Set down all of the data exactly as it appears.

- Raw data

(begin)

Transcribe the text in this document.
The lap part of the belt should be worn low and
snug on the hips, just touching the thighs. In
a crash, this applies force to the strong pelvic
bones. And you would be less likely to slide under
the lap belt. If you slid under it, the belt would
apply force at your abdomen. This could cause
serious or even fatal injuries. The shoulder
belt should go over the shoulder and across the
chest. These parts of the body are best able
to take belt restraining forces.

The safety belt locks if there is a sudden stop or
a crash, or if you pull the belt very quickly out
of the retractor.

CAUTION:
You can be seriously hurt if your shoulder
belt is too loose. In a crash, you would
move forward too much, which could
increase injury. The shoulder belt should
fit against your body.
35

(end)

- Full response
Transcribe the text in this document.
The lap part of the belt should be worn low and
snug on the hips, just touching the thighs. In
a crash, this applies force to the strong pelvic
bones. And you would be less likely to slide under
the lap belt. If you slid under it, the belt would
apply force at your abdomen. This could cause
serious or even fatal injuries. The shoulder
belt should go over the shoulder and across the
chest. These parts of the body are best able
to take belt restraining forces.

The safety belt locks if there is a sudden stop or
a crash, or if you pull the belt very quickly out
of the retractor.

CAUTION:
You can be seriously hurt if your shoulder
belt is too loose. In a crash, you would
move forward too much, which could
increase injury. The shoulder belt should
fit against your body.
35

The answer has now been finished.